**EXERCISE AIM**
Reproduce all the lines below exactly and omit the images.

**PROVIDED RECORDS**
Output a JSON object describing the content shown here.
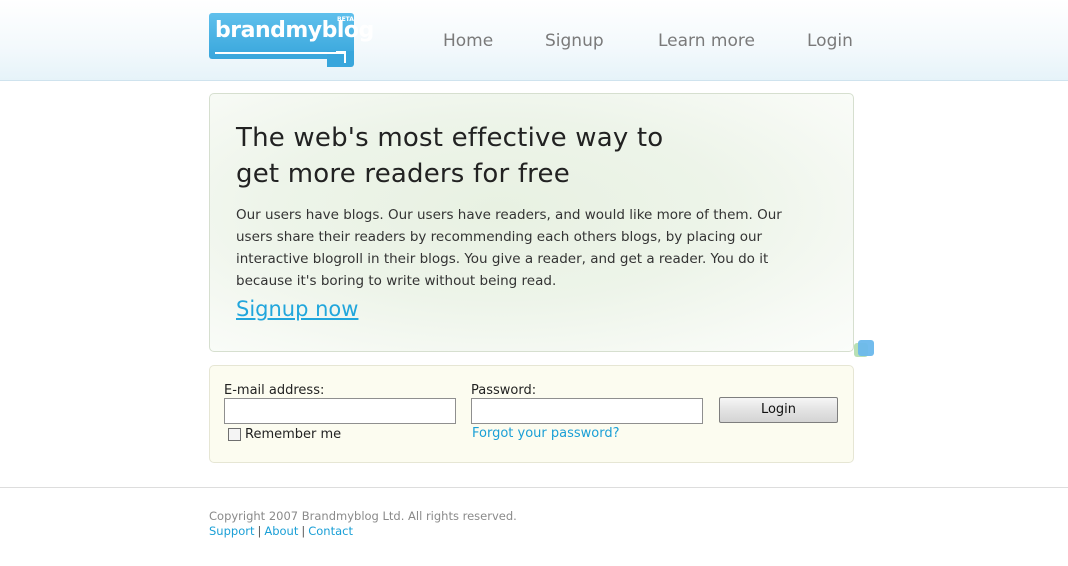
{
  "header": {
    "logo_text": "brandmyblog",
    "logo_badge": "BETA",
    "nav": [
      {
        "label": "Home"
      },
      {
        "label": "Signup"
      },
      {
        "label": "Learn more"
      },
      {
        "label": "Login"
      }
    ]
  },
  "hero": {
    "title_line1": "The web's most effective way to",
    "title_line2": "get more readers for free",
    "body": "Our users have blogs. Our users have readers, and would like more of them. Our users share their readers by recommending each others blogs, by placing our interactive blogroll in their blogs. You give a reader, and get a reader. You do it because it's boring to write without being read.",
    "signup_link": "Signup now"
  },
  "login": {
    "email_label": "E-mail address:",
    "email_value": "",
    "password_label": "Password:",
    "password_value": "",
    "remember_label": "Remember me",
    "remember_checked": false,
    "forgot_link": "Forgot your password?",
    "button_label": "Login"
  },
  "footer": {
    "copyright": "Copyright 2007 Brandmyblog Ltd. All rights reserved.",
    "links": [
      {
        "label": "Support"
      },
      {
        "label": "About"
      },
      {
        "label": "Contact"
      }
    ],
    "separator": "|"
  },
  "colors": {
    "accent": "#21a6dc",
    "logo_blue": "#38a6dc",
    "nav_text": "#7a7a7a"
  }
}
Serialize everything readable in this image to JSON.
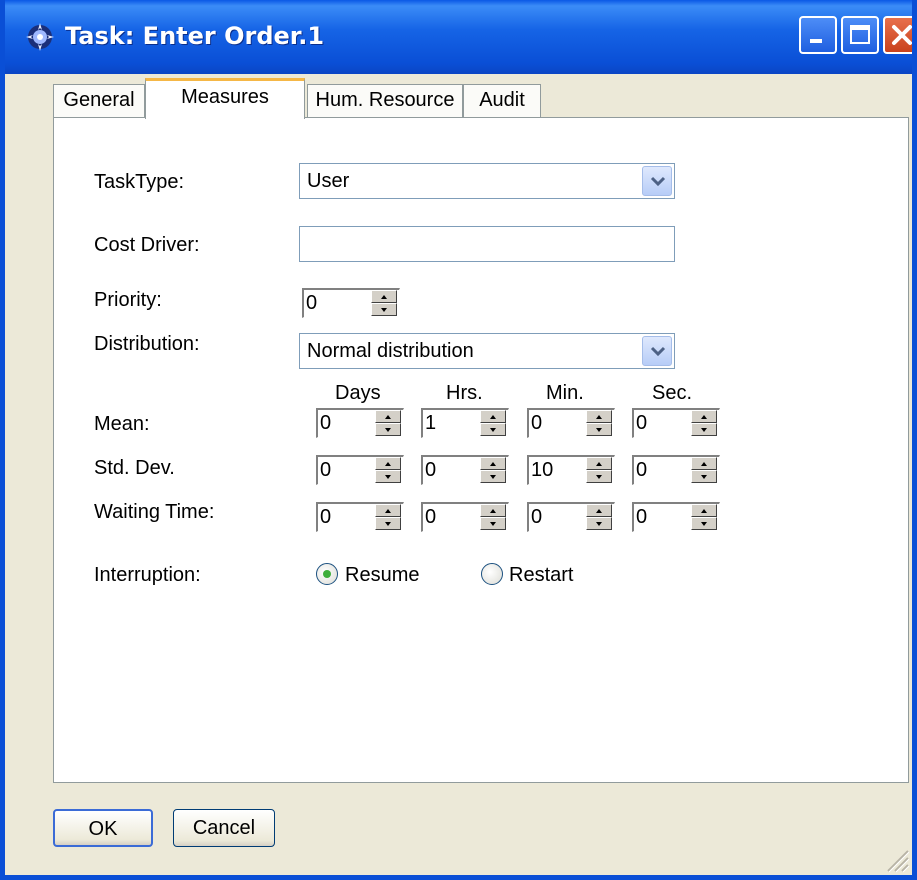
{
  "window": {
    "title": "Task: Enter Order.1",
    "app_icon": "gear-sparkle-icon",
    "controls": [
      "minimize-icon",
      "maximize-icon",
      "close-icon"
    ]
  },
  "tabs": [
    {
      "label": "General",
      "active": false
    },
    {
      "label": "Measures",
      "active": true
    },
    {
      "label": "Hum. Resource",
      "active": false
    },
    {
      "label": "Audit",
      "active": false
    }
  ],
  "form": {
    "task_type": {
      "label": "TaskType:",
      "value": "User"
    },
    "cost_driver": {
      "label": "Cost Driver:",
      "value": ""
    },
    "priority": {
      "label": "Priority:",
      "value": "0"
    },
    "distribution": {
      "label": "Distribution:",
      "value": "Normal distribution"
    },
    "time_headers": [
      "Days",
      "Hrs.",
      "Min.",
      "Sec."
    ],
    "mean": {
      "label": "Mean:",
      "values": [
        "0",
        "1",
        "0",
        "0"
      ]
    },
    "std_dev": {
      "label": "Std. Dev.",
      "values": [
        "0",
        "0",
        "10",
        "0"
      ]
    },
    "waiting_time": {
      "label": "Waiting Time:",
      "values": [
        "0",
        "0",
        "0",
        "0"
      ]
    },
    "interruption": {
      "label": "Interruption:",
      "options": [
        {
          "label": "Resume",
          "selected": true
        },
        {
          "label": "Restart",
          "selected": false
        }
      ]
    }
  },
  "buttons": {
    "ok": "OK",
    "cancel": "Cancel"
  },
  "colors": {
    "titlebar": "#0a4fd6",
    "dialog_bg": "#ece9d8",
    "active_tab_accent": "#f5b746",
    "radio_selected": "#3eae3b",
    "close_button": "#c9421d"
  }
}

**EXPECTED ANSWER**
Output a JSON object describing the content shown here.
{
  "header": {
    "logo_text": "brandmyblog",
    "logo_badge": "BETA",
    "nav": [
      {
        "label": "Home"
      },
      {
        "label": "Signup"
      },
      {
        "label": "Learn more"
      },
      {
        "label": "Login"
      }
    ]
  },
  "hero": {
    "title_line1": "The web's most effective way to",
    "title_line2": "get more readers for free",
    "body": "Our users have blogs. Our users have readers, and would like more of them. Our users share their readers by recommending each others blogs, by placing our interactive blogroll in their blogs. You give a reader, and get a reader. You do it because it's boring to write without being read.",
    "signup_link": "Signup now"
  },
  "login": {
    "email_label": "E-mail address:",
    "email_value": "",
    "password_label": "Password:",
    "password_value": "",
    "remember_label": "Remember me",
    "remember_checked": false,
    "forgot_link": "Forgot your password?",
    "button_label": "Login"
  },
  "footer": {
    "copyright": "Copyright 2007 Brandmyblog Ltd. All rights reserved.",
    "links": [
      {
        "label": "Support"
      },
      {
        "label": "About"
      },
      {
        "label": "Contact"
      }
    ],
    "separator": "|"
  },
  "colors": {
    "accent": "#21a6dc",
    "logo_blue": "#38a6dc",
    "nav_text": "#7a7a7a"
  }
}
Serialize everything readable in this image to JSON.
{
  "window": {
    "title": "Task: Enter Order.1",
    "app_icon": "gear-sparkle-icon",
    "controls": [
      "minimize-icon",
      "maximize-icon",
      "close-icon"
    ]
  },
  "tabs": [
    {
      "label": "General",
      "active": false
    },
    {
      "label": "Measures",
      "active": true
    },
    {
      "label": "Hum. Resource",
      "active": false
    },
    {
      "label": "Audit",
      "active": false
    }
  ],
  "form": {
    "task_type": {
      "label": "TaskType:",
      "value": "User"
    },
    "cost_driver": {
      "label": "Cost Driver:",
      "value": ""
    },
    "priority": {
      "label": "Priority:",
      "value": "0"
    },
    "distribution": {
      "label": "Distribution:",
      "value": "Normal distribution"
    },
    "time_headers": [
      "Days",
      "Hrs.",
      "Min.",
      "Sec."
    ],
    "mean": {
      "label": "Mean:",
      "values": [
        "0",
        "1",
        "0",
        "0"
      ]
    },
    "std_dev": {
      "label": "Std. Dev.",
      "values": [
        "0",
        "0",
        "10",
        "0"
      ]
    },
    "waiting_time": {
      "label": "Waiting Time:",
      "values": [
        "0",
        "0",
        "0",
        "0"
      ]
    },
    "interruption": {
      "label": "Interruption:",
      "options": [
        {
          "label": "Resume",
          "selected": true
        },
        {
          "label": "Restart",
          "selected": false
        }
      ]
    }
  },
  "buttons": {
    "ok": "OK",
    "cancel": "Cancel"
  },
  "colors": {
    "titlebar": "#0a4fd6",
    "dialog_bg": "#ece9d8",
    "active_tab_accent": "#f5b746",
    "radio_selected": "#3eae3b",
    "close_button": "#c9421d"
  }
}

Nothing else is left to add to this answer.